Locate the string "this" in the records below. Copy every line where it occurs.
○ ○ ○ ○
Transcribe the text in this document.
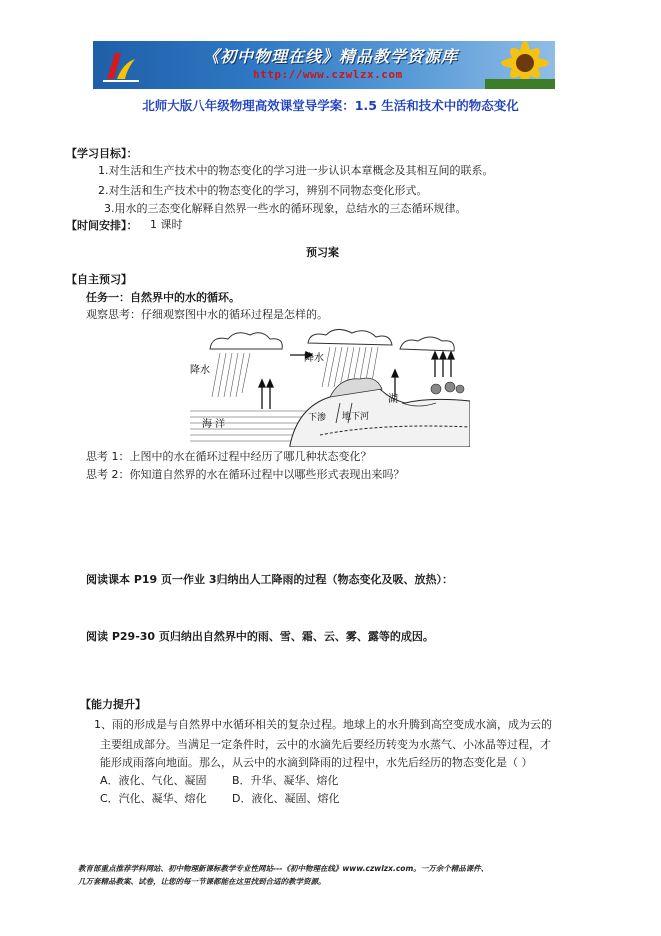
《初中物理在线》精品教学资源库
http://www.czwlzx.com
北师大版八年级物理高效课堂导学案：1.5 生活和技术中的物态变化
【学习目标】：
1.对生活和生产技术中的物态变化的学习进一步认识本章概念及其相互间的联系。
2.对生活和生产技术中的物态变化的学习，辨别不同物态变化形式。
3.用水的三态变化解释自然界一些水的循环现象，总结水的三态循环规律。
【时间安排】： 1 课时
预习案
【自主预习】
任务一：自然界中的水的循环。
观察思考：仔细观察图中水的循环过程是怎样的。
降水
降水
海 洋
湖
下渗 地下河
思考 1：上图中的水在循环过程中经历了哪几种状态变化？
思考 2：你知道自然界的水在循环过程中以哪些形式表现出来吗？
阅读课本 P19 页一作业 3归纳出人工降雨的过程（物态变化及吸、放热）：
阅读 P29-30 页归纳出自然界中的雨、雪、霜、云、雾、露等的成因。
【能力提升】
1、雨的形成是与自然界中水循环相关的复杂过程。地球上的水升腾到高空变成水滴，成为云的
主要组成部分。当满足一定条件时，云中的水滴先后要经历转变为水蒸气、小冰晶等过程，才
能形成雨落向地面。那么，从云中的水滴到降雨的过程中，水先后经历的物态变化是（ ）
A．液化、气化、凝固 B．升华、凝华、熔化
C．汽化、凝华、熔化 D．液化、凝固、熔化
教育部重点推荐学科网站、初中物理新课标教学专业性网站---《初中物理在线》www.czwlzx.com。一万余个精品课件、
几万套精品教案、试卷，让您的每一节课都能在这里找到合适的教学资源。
○ ○ ○ ○
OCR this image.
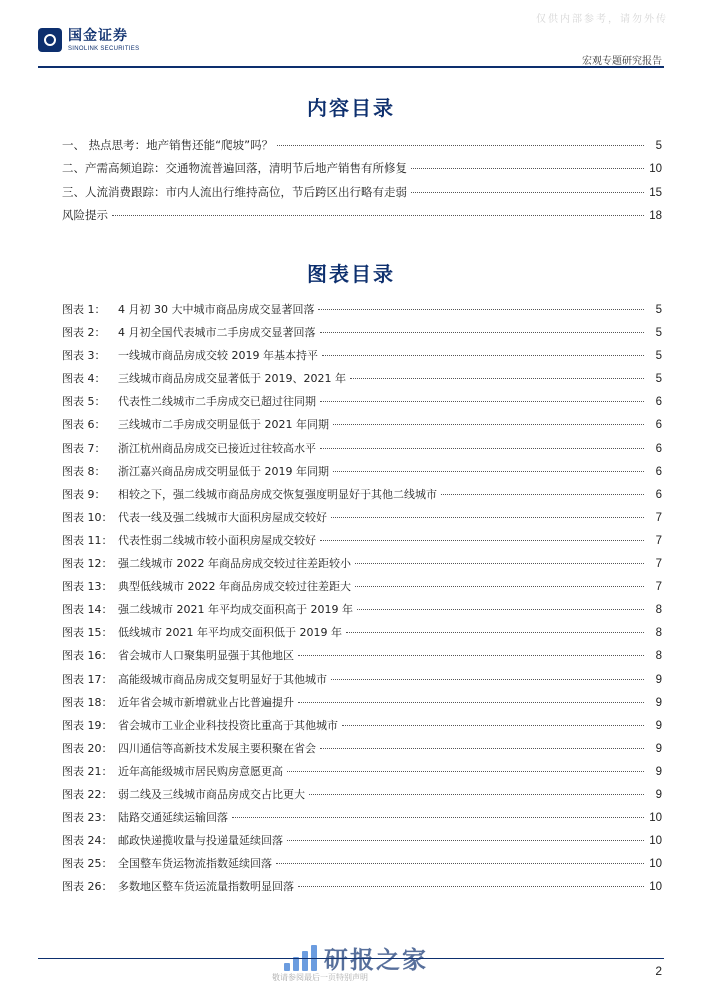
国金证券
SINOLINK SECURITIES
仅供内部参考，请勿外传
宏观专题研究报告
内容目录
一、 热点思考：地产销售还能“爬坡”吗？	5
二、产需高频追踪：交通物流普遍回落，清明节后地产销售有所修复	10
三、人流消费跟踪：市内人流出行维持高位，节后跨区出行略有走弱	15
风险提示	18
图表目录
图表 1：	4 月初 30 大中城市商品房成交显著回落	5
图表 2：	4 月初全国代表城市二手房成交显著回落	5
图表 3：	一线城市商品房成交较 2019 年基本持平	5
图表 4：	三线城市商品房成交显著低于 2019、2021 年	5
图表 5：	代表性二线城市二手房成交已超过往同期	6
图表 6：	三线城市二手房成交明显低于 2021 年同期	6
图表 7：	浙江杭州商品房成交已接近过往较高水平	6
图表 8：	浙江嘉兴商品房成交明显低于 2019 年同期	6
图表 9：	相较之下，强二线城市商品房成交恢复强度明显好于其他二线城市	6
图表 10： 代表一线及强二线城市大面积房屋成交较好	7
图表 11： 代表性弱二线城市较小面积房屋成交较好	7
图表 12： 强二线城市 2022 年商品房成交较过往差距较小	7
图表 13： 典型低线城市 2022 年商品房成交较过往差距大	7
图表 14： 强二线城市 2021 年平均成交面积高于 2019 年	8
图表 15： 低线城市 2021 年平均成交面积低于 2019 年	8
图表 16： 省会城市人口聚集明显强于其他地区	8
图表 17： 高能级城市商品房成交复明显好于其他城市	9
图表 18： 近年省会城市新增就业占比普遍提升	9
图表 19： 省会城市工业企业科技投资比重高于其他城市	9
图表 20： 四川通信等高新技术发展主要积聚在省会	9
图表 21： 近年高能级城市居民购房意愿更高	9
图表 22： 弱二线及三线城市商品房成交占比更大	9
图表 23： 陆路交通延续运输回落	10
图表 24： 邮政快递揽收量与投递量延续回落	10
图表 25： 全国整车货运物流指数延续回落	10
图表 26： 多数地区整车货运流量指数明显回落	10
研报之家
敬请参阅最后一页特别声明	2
○ ○ ○ ○
(Written answer):
Transcribe the text in this document.
OCR this image.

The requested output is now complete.